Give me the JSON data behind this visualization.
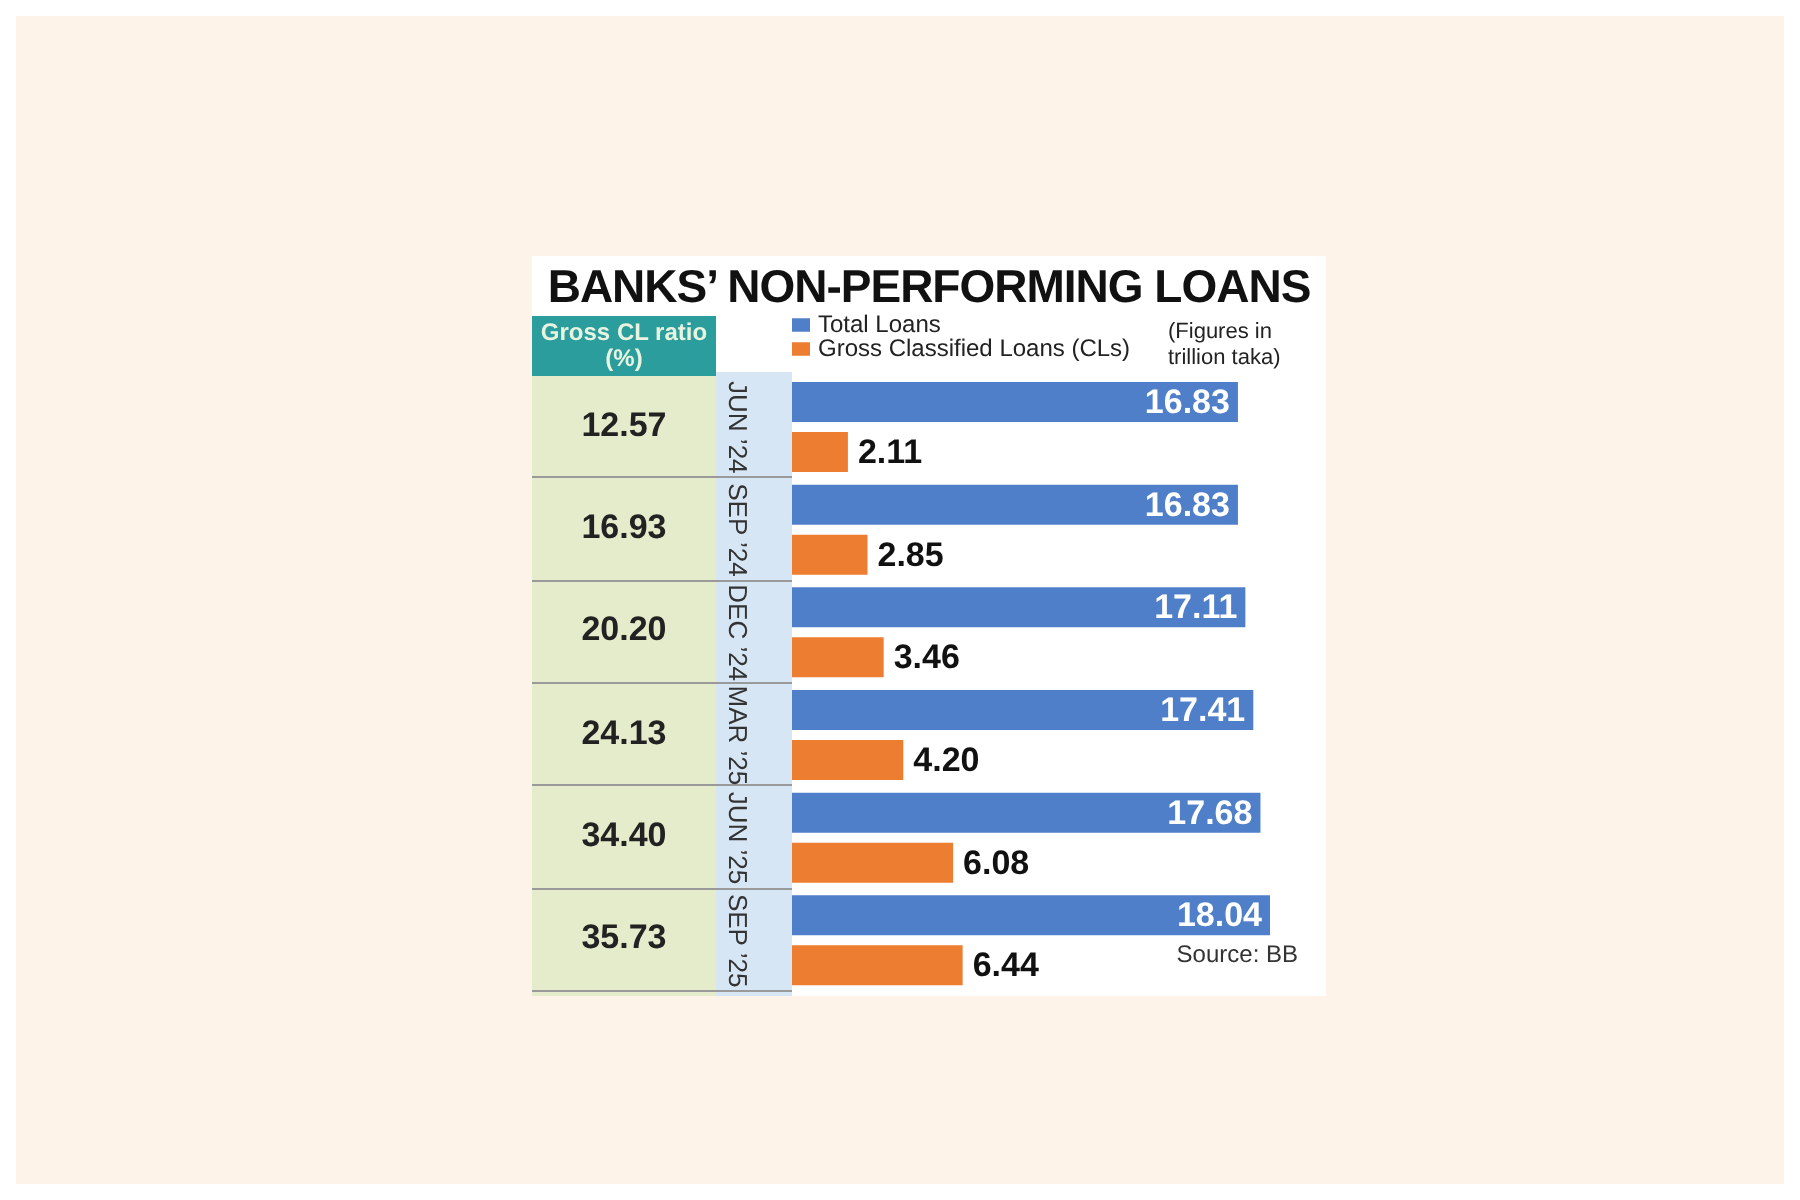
{
  "chart_data": {
    "type": "bar",
    "orientation": "horizontal",
    "title": "BANKS’ NON-PERFORMING LOANS",
    "categories": [
      "JUN ’24",
      "SEP ’24",
      "DEC ’24",
      "MAR ’25",
      "JUN ’25",
      "SEP ’25"
    ],
    "series": [
      {
        "name": "Total Loans",
        "color": "#4f7fc9",
        "values": [
          16.83,
          16.83,
          17.11,
          17.41,
          17.68,
          18.04
        ],
        "value_labels": [
          "16.83",
          "16.83",
          "17.11",
          "17.41",
          "17.68",
          "18.04"
        ]
      },
      {
        "name": "Gross Classified Loans (CLs)",
        "color": "#ed7d31",
        "values": [
          2.11,
          2.85,
          3.46,
          4.2,
          6.08,
          6.44
        ],
        "value_labels": [
          "2.11",
          "2.85",
          "3.46",
          "4.20",
          "6.08",
          "6.44"
        ]
      }
    ],
    "legend": "top",
    "annotations": [
      "Gross CL ratio (%)",
      "(Figures in trillion taka)",
      "Source: BB",
      "12.57",
      "16.93",
      "20.20",
      "24.13",
      "34.40",
      "35.73"
    ]
  }
}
——
Exercise directions
Pictures in the records must not appear in the copy; transcribe everything else precisely.

Full output
Give me the JSON data behind this visualization.
{
  "chart_data": {
    "type": "bar",
    "orientation": "horizontal",
    "title": "BANKS’ NON-PERFORMING LOANS",
    "categories": [
      "JUN ’24",
      "SEP ’24",
      "DEC ’24",
      "MAR ’25",
      "JUN ’25",
      "SEP ’25"
    ],
    "series": [
      {
        "name": "Total Loans",
        "color": "#4f7fc9",
        "values": [
          16.83,
          16.83,
          17.11,
          17.41,
          17.68,
          18.04
        ],
        "value_labels": [
          "16.83",
          "16.83",
          "17.11",
          "17.41",
          "17.68",
          "18.04"
        ]
      },
      {
        "name": "Gross Classified Loans (CLs)",
        "color": "#ed7d31",
        "values": [
          2.11,
          2.85,
          3.46,
          4.2,
          6.08,
          6.44
        ],
        "value_labels": [
          "2.11",
          "2.85",
          "3.46",
          "4.20",
          "6.08",
          "6.44"
        ]
      }
    ],
    "legend": "top",
    "annotations": [
      "Gross CL ratio (%)",
      "(Figures in trillion taka)",
      "Source: BB",
      "12.57",
      "16.93",
      "20.20",
      "24.13",
      "34.40",
      "35.73"
    ]
  }
}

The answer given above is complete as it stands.